* _Collected data_:
------

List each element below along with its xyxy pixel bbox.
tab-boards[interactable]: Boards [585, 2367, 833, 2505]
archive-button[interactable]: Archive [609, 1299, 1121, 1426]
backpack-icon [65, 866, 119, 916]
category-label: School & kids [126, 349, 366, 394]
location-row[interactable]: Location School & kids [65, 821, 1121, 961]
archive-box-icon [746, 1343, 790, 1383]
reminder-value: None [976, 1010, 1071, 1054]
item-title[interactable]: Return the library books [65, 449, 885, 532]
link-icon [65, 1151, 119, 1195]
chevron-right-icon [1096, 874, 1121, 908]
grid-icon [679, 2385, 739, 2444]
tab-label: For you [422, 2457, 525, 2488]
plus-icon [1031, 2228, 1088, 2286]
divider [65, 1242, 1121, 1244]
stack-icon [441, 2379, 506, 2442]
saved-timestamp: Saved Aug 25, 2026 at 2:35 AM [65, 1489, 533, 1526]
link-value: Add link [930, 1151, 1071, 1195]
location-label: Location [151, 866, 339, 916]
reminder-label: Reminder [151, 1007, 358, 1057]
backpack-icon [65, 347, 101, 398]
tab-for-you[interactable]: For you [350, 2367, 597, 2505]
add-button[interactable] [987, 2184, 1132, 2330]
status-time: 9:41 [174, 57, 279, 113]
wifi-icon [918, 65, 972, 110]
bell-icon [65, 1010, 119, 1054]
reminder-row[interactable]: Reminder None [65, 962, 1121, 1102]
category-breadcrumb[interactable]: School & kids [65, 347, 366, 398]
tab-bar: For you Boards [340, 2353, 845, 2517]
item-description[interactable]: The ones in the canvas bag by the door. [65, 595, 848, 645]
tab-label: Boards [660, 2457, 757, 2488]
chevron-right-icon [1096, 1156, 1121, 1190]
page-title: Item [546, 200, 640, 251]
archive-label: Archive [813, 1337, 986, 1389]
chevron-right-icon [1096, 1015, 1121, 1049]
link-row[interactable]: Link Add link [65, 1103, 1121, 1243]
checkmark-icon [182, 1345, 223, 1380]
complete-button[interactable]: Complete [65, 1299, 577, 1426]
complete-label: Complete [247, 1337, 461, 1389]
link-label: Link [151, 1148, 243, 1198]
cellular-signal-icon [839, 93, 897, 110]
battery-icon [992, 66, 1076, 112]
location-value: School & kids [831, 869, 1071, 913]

------

* _Written instruction_:
Reproduce the entries above, substituting "tote bag" for "canvas bag" and keeping every other character the same.

* _Solution to the problem_:
List each element below along with its xyxy pixel bbox.
tab-boards[interactable]: Boards [585, 2367, 833, 2505]
archive-button[interactable]: Archive [609, 1299, 1121, 1426]
backpack-icon [65, 866, 119, 916]
category-label: School & kids [126, 349, 366, 394]
location-row[interactable]: Location School & kids [65, 821, 1121, 961]
archive-box-icon [746, 1343, 790, 1383]
reminder-value: None [976, 1010, 1071, 1054]
item-title[interactable]: Return the library books [65, 449, 885, 532]
link-icon [65, 1151, 119, 1195]
chevron-right-icon [1096, 874, 1121, 908]
grid-icon [679, 2385, 739, 2444]
tab-label: For you [422, 2457, 525, 2488]
plus-icon [1031, 2228, 1088, 2286]
divider [65, 1242, 1121, 1244]
stack-icon [441, 2379, 506, 2442]
saved-timestamp: Saved Aug 25, 2026 at 2:35 AM [65, 1489, 533, 1526]
link-value: Add link [930, 1151, 1071, 1195]
location-label: Location [151, 866, 339, 916]
reminder-label: Reminder [151, 1007, 358, 1057]
backpack-icon [65, 347, 101, 398]
tab-for-you[interactable]: For you [350, 2367, 597, 2505]
add-button[interactable] [987, 2184, 1132, 2330]
status-time: 9:41 [174, 57, 279, 113]
wifi-icon [918, 65, 972, 110]
bell-icon [65, 1010, 119, 1054]
reminder-row[interactable]: Reminder None [65, 962, 1121, 1102]
category-breadcrumb[interactable]: School & kids [65, 347, 366, 398]
tab-bar: For you Boards [340, 2353, 845, 2517]
item-description[interactable]: The ones in the tote bag by the door. [65, 595, 848, 645]
tab-label: Boards [660, 2457, 757, 2488]
chevron-right-icon [1096, 1156, 1121, 1190]
page-title: Item [546, 200, 640, 251]
archive-label: Archive [813, 1337, 986, 1389]
chevron-right-icon [1096, 1015, 1121, 1049]
link-row[interactable]: Link Add link [65, 1103, 1121, 1243]
checkmark-icon [182, 1345, 223, 1380]
complete-button[interactable]: Complete [65, 1299, 577, 1426]
complete-label: Complete [247, 1337, 461, 1389]
link-label: Link [151, 1148, 243, 1198]
cellular-signal-icon [839, 93, 897, 110]
battery-icon [992, 66, 1076, 112]
location-value: School & kids [831, 869, 1071, 913]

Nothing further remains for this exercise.